(Dataset entries on figures)
========================

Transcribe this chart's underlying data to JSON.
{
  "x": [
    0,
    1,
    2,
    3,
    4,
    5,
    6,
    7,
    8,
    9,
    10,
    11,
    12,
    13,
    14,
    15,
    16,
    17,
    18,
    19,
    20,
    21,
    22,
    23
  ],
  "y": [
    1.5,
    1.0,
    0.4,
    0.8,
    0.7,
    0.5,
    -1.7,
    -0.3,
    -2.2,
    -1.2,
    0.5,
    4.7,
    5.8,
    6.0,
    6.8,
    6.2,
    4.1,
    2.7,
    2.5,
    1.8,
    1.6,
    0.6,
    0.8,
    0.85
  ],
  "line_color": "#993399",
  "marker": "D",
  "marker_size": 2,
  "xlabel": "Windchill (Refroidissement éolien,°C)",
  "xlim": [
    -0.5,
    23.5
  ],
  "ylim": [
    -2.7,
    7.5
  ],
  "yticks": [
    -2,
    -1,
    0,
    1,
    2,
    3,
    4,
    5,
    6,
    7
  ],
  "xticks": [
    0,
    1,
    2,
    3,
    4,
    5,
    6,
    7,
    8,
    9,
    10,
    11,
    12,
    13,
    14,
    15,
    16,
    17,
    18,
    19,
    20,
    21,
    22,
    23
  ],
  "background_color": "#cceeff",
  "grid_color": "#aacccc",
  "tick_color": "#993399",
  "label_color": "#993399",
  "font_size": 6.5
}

========================

● **DO THIS**
Without leaving anything out, quote all the data.

● **EXERCISE ANSWER**
Transcribe this chart's underlying data to JSON.
{
  "x": [
    0,
    1,
    2,
    3,
    4,
    5,
    6,
    7,
    8,
    9,
    10,
    11,
    12,
    13,
    14,
    15,
    16,
    17,
    18,
    19,
    20,
    21,
    22,
    23
  ],
  "y": [
    1.5,
    1.0,
    0.4,
    0.8,
    0.7,
    0.5,
    -1.7,
    -0.3,
    -2.2,
    -1.2,
    0.5,
    4.7,
    5.8,
    6.0,
    6.8,
    6.2,
    4.1,
    2.7,
    2.5,
    1.8,
    1.6,
    0.6,
    0.8,
    0.85
  ],
  "line_color": "#993399",
  "marker": "D",
  "marker_size": 2,
  "xlabel": "Windchill (Refroidissement éolien,°C)",
  "xlim": [
    -0.5,
    23.5
  ],
  "ylim": [
    -2.7,
    7.5
  ],
  "yticks": [
    -2,
    -1,
    0,
    1,
    2,
    3,
    4,
    5,
    6,
    7
  ],
  "xticks": [
    0,
    1,
    2,
    3,
    4,
    5,
    6,
    7,
    8,
    9,
    10,
    11,
    12,
    13,
    14,
    15,
    16,
    17,
    18,
    19,
    20,
    21,
    22,
    23
  ],
  "background_color": "#cceeff",
  "grid_color": "#aacccc",
  "tick_color": "#993399",
  "label_color": "#993399",
  "font_size": 6.5
}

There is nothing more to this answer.